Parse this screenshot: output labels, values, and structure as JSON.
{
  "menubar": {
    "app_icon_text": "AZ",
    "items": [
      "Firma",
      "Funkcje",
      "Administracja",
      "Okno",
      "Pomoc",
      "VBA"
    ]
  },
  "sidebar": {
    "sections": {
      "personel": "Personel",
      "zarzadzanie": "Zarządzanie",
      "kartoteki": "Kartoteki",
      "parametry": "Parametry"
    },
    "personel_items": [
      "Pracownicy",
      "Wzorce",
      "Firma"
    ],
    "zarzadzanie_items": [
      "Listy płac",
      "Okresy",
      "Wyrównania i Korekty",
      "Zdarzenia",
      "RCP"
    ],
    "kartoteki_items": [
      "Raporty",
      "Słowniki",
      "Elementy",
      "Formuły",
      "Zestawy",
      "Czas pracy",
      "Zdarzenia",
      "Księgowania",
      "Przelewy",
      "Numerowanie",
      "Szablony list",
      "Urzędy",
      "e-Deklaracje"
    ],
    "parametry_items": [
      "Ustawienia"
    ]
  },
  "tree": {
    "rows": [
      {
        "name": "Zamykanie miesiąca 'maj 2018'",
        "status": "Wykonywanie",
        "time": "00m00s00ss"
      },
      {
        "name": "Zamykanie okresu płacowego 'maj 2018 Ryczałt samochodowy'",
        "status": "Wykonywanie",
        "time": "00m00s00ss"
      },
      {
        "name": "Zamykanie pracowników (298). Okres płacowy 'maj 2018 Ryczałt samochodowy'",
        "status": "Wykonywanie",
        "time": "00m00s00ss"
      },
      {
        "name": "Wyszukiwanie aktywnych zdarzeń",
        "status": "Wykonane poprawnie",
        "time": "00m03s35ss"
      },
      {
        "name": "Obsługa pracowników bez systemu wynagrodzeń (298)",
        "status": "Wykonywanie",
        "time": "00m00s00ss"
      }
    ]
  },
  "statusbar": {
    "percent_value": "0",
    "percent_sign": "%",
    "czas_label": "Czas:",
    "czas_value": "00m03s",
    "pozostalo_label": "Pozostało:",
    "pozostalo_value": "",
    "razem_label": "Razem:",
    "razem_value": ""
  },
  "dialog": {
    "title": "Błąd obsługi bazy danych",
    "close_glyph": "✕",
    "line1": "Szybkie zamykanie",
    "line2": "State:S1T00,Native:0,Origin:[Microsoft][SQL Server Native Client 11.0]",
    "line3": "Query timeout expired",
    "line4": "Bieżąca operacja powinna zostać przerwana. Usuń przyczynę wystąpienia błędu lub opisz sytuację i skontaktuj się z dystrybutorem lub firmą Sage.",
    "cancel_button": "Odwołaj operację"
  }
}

^^^^^^^^

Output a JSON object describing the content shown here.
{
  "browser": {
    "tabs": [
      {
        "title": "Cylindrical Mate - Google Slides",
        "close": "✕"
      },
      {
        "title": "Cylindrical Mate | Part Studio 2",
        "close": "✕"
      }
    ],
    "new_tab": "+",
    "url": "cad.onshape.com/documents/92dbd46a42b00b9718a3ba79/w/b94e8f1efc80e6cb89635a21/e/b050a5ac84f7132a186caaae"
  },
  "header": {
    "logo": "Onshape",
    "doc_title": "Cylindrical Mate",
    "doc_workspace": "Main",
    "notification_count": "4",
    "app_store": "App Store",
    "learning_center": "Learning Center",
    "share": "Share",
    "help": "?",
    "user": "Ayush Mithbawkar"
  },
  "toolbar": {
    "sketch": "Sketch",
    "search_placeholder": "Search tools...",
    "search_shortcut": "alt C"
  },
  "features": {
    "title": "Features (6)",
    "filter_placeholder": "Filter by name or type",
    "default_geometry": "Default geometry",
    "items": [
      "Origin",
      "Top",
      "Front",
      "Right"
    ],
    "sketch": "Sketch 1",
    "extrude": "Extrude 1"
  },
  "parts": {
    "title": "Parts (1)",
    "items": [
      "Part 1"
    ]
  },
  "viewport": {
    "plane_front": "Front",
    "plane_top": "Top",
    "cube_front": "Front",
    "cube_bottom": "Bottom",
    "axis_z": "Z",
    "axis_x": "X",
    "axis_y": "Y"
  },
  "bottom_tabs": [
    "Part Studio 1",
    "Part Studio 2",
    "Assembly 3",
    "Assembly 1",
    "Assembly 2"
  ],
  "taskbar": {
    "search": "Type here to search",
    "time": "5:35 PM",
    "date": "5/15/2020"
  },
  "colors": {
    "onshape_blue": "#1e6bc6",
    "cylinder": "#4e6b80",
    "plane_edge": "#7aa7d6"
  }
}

^^^^^^^^

## WHAT THE TASK REQUIRES
From the listing above, copy every line that includes the word "Ryczałt".

## SOLVED PROBLEM
        "name": "Zamykanie okresu płacowego 'maj 2018 Ryczałt samochodowy'",
        "name": "Zamykanie pracowników (298). Okres płacowy 'maj 2018 Ryczałt samochodowy'",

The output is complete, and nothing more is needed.